*原文段落*.
● ● ● ● ● ● ●

文本对象模型(Document Object Model)：一个DOM解析器在解析XML文件时需要把整个XML文件一次性载入到内存中，把文档中所有元素都保存在内存中的一棵树结构中，后续可以通过DOM提供的API去解析这颗树，通过不同的函数来读取或修改文档中的内容，这样做的一个缺点就是比较耗内存。
实例：
同样的目标，不同的解析

#!/usr/bin/python
# -*- coding: UTF-8 -*-
from xml.dom.minidom import parse
import xml.dom.minidom
# 通过minidom解析器打开目标XML文件
DOMTree = xml.dom.minidom.parse("log.xml")
collection = DOMTree.documentElement
if collection.hasAttribute("errors"):
	print "Root element: %s" % collection.getAttribute("errors")
	
# 获取所有元素
error = collection.getElementsByTagName("error")
for err in error:
	print "********* error **********"
	if err.hasAttribute("id"):
		print "id: %s" % err.getAttribute("id") 
	if err.hasAttribute("severity"):
		print "severity: %s" % err.getAttribute("severity")

● ● ● ● ● ● ●

*给定记录*.
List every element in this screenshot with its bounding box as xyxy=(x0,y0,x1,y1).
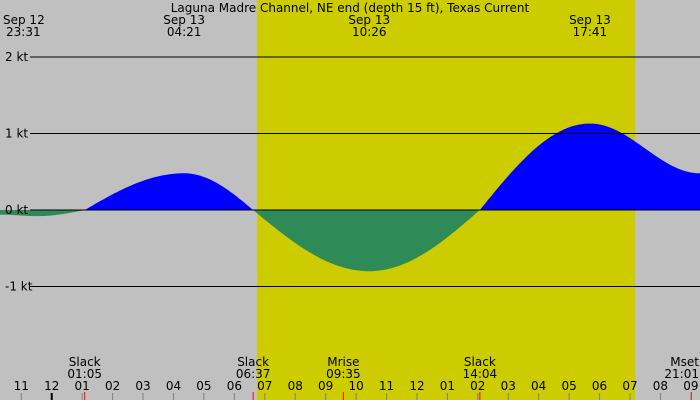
y-tick-label: -1 kt xyxy=(5,280,33,294)
hour-tick-label: 12 xyxy=(409,379,424,393)
top-time-label: 23:31 xyxy=(6,25,41,39)
event-name-label: Slack xyxy=(464,355,496,369)
hour-tick-label: 10 xyxy=(348,379,363,393)
hour-tick-label: 12 xyxy=(44,379,59,393)
hour-tick-label: 08 xyxy=(653,379,668,393)
hour-tick-label: 02 xyxy=(105,379,120,393)
top-date-label: Sep 12 xyxy=(3,13,45,27)
hour-tick-label: 05 xyxy=(196,379,211,393)
flood-current-area-3 xyxy=(479,123,700,210)
y-tick-label: 0 kt xyxy=(5,203,28,217)
event-time-label: 14:04 xyxy=(463,367,498,381)
top-time-label: 10:26 xyxy=(352,25,387,39)
hour-tick-label: 03 xyxy=(135,379,150,393)
hour-tick-label: 06 xyxy=(227,379,242,393)
hour-tick-label: 04 xyxy=(531,379,546,393)
hour-tick-label: 03 xyxy=(501,379,516,393)
event-time-label: 01:05 xyxy=(67,367,102,381)
event-name-label: Mrise xyxy=(327,355,359,369)
ebb-current-area-2 xyxy=(253,210,480,272)
hour-tick-label: 04 xyxy=(166,379,181,393)
y-tick-label: 1 kt xyxy=(5,127,28,141)
ebb-current-area-0 xyxy=(0,210,85,217)
flood-current-area-1 xyxy=(84,173,254,210)
hour-tick-label: 02 xyxy=(470,379,485,393)
hour-tick-label: 11 xyxy=(14,379,29,393)
hour-tick-label: 06 xyxy=(592,379,607,393)
hour-tick-label: 07 xyxy=(257,379,272,393)
hour-tick-label: 07 xyxy=(622,379,637,393)
hour-tick-label: 09 xyxy=(683,379,698,393)
hour-tick-label: 11 xyxy=(379,379,394,393)
event-name-label: Slack xyxy=(69,355,101,369)
event-name-label: Mset xyxy=(670,355,699,369)
hour-tick-label: 08 xyxy=(288,379,303,393)
hour-tick-label: 05 xyxy=(561,379,576,393)
chart-title: Laguna Madre Channel, NE end (depth 15 f… xyxy=(171,1,530,15)
top-time-label: 17:41 xyxy=(573,25,608,39)
hour-tick-label: 01 xyxy=(75,379,90,393)
y-tick-label: 2 kt xyxy=(5,50,28,64)
event-name-label: Slack xyxy=(237,355,269,369)
top-date-label: Sep 13 xyxy=(163,13,205,27)
top-date-label: Sep 13 xyxy=(348,13,390,27)
event-time-label: 09:35 xyxy=(326,367,361,381)
event-time-label: 06:37 xyxy=(236,367,271,381)
hour-tick-label: 09 xyxy=(318,379,333,393)
top-date-label: Sep 13 xyxy=(569,13,611,27)
top-time-label: 04:21 xyxy=(167,25,202,39)
hour-tick-label: 01 xyxy=(440,379,455,393)
event-time-label: 21:01 xyxy=(664,367,699,381)
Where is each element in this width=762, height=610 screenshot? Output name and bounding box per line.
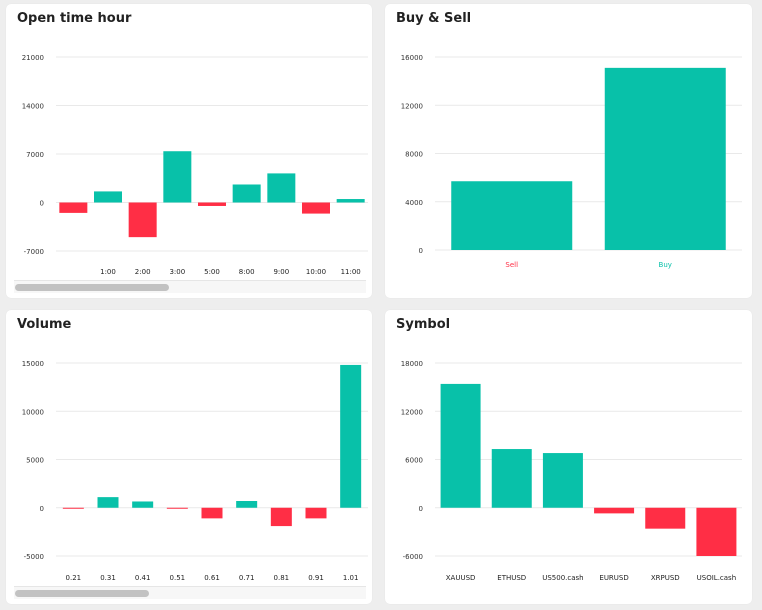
x-tick-label: 0.31 (100, 574, 116, 582)
x-tick-label: 0.41 (135, 574, 151, 582)
y-tick-label: 7000 (26, 151, 44, 159)
x-tick-label: 0.71 (239, 574, 255, 582)
x-tick-label: 8:00 (239, 268, 255, 276)
bar-1.01[interactable] (340, 364, 362, 508)
x-tick-label: 0.61 (204, 574, 220, 582)
y-tick-label: 0 (419, 505, 423, 513)
bar-9:00[interactable] (267, 173, 296, 203)
bar-1:00[interactable] (94, 191, 122, 203)
x-tick-label: 0.51 (170, 574, 186, 582)
x-tick-label: Buy (659, 261, 672, 269)
scrollbar-thumb[interactable] (15, 284, 169, 291)
x-tick-label: 2:00 (135, 268, 151, 276)
scrollbar-thumb[interactable] (15, 590, 149, 597)
bar-10:00[interactable] (302, 202, 330, 214)
y-tick-label: -7000 (24, 248, 44, 256)
x-tick-label: 1:00 (100, 268, 116, 276)
bar-11:00[interactable] (336, 199, 365, 203)
y-tick-label: 15000 (22, 360, 44, 368)
x-tick-label: 0.91 (308, 574, 324, 582)
panel-title: Symbol (396, 317, 451, 332)
horizontal-scrollbar[interactable] (14, 586, 366, 599)
bar-5:00[interactable] (198, 202, 226, 206)
x-tick-label: 11:00 (341, 268, 361, 276)
y-tick-label: 5000 (26, 457, 44, 465)
x-tick-label: 10:00 (306, 268, 326, 276)
panel-title: Buy & Sell (396, 11, 472, 26)
bar-XAUUSD[interactable] (440, 383, 481, 508)
bar-2:00[interactable] (128, 202, 157, 238)
bar-USOIL.cash[interactable] (696, 507, 737, 556)
x-tick-label: Sell (505, 261, 518, 269)
x-tick-label: ETHUSD (497, 574, 526, 582)
horizontal-scrollbar[interactable] (14, 280, 366, 293)
x-tick-label: 3:00 (169, 268, 185, 276)
bar-3:00[interactable] (163, 151, 192, 203)
x-tick-label: 9:00 (273, 268, 289, 276)
open-time-hour-panel: Open time hour -7000 0 7000 14000 21000 1:00 2… (6, 4, 372, 298)
x-tick-label: USOIL.cash (697, 574, 737, 582)
panel-title: Volume (17, 317, 72, 332)
bar-0.51[interactable] (166, 507, 188, 509)
bar-8:00[interactable] (232, 184, 261, 203)
bar-EURUSD[interactable] (594, 507, 635, 514)
y-tick-label: 12000 (401, 102, 423, 110)
y-tick-label: 21000 (22, 54, 44, 62)
volume-chart: -5000 0 5000 10000 15000 0.21 0.31 0.41 0.51 0.61… (22, 360, 368, 582)
bar-0.81[interactable] (270, 507, 292, 527)
bar-0:00[interactable] (59, 202, 88, 213)
bar-Sell[interactable] (451, 181, 573, 250)
x-tick-label: EURUSD (599, 574, 628, 582)
bar-US500.cash[interactable] (542, 453, 583, 508)
buy-sell-panel: Buy & Sell 0 4000 8000 12000 16000 Sell Buy (385, 4, 752, 298)
y-tick-label: 14000 (22, 103, 44, 111)
x-tick-label: XAUUSD (446, 574, 476, 582)
bar-ETHUSD[interactable] (491, 449, 532, 508)
y-tick-label: 6000 (405, 457, 423, 465)
y-tick-label: 10000 (22, 408, 44, 416)
bar-0.61[interactable] (201, 507, 223, 519)
y-tick-label: 0 (419, 247, 423, 255)
y-tick-label: -5000 (24, 553, 44, 561)
y-tick-label: 12000 (401, 408, 423, 416)
bar-0.91[interactable] (305, 507, 327, 519)
bar-0.21[interactable] (62, 507, 84, 509)
x-tick-label: 0.81 (274, 574, 290, 582)
volume-panel: Volume -5000 0 5000 10000 15000 0.21 0.31 0.41 0… (6, 310, 372, 604)
y-tick-label: 4000 (405, 199, 423, 207)
x-tick-label: 5:00 (204, 268, 220, 276)
buy-sell-chart: 0 4000 8000 12000 16000 Sell Buy (401, 54, 742, 269)
bar-XRPUSD[interactable] (645, 507, 686, 529)
y-tick-label: 0 (40, 505, 44, 513)
bar-0.41[interactable] (132, 501, 154, 508)
x-tick-label: US500.cash (542, 574, 583, 582)
y-tick-label: 8000 (405, 151, 423, 159)
y-tick-label: -6000 (403, 553, 423, 561)
x-tick-label: 0.21 (66, 574, 82, 582)
bar-0.71[interactable] (236, 500, 258, 508)
y-tick-label: 18000 (401, 360, 423, 368)
y-tick-label: 16000 (401, 54, 423, 62)
y-tick-label: 0 (40, 200, 44, 208)
symbol-panel: Symbol -6000 0 6000 12000 18000 XAUUSD ETHUSD U… (385, 310, 752, 604)
open-time-hour-chart: -7000 0 7000 14000 21000 1:00 2:00 3:00 5:00 8:00… (22, 54, 368, 276)
x-tick-label: XRPUSD (651, 574, 680, 582)
symbol-chart: -6000 0 6000 12000 18000 XAUUSD ETHUSD US500.ca… (401, 360, 742, 582)
bar-Buy[interactable] (604, 67, 726, 250)
bar-0.31[interactable] (97, 497, 119, 508)
panel-title: Open time hour (17, 11, 132, 26)
x-tick-label: 1.01 (343, 574, 359, 582)
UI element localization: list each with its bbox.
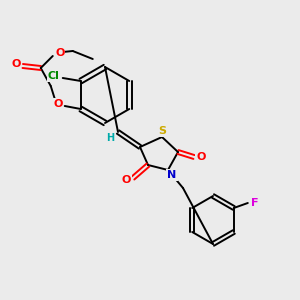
Text: O: O <box>55 48 64 58</box>
Text: F: F <box>251 198 259 208</box>
Text: O: O <box>11 59 20 69</box>
Text: H: H <box>106 133 114 143</box>
Text: O: O <box>121 175 131 185</box>
Text: N: N <box>167 170 177 180</box>
Text: S: S <box>158 126 166 136</box>
Text: Cl: Cl <box>48 71 60 81</box>
Text: O: O <box>53 99 62 109</box>
Text: O: O <box>196 152 206 162</box>
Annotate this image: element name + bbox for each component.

● ● ● ● ● ● ●

*任务列表*.
[A] 把原文段落中的这句话译成英语：“文本对象模型(Document Object Model)：一个DOM解析器在解析XML文件时需要把整个XML文件一次性载入到内存中，把文档中所有元素都保存在内存中的一棵树结构中，后续可以通过DOM提供的API去解析这颗树，通过不同的函数来读取或修改文档中的内容，这样做的一个缺点就是比较耗内存。”
[B] 请照原样抄写记录中的若干行：从包含“Text: O: O <box>55 48 64 58</box>”的那一行开始，一直抄到包含“Text: Cl: Cl <box>48 71 60 81</box>”的那一行，首尾两行都包括在内。

*各题答案*.
[A] Document Object Model: when a DOM parser parses an XML file, it has to load the entire XML file into memory at once and keep all the elements of the document in a tree structure in memory; the tree can then be parsed through the API that DOM provides, and what the document holds can be read or modified through various functions. One drawback of doing it this way is that it uses a lot of memory.

[B]
Text: O: O <box>55 48 64 58</box>
Text: F: F <box>251 198 259 208</box>
Text: O: O <box>11 59 20 69</box>
Text: H: H <box>106 133 114 143</box>
Text: O: O <box>121 175 131 185</box>
Text: N: N <box>167 170 177 180</box>
Text: S: S <box>158 126 166 136</box>
Text: Cl: Cl <box>48 71 60 81</box>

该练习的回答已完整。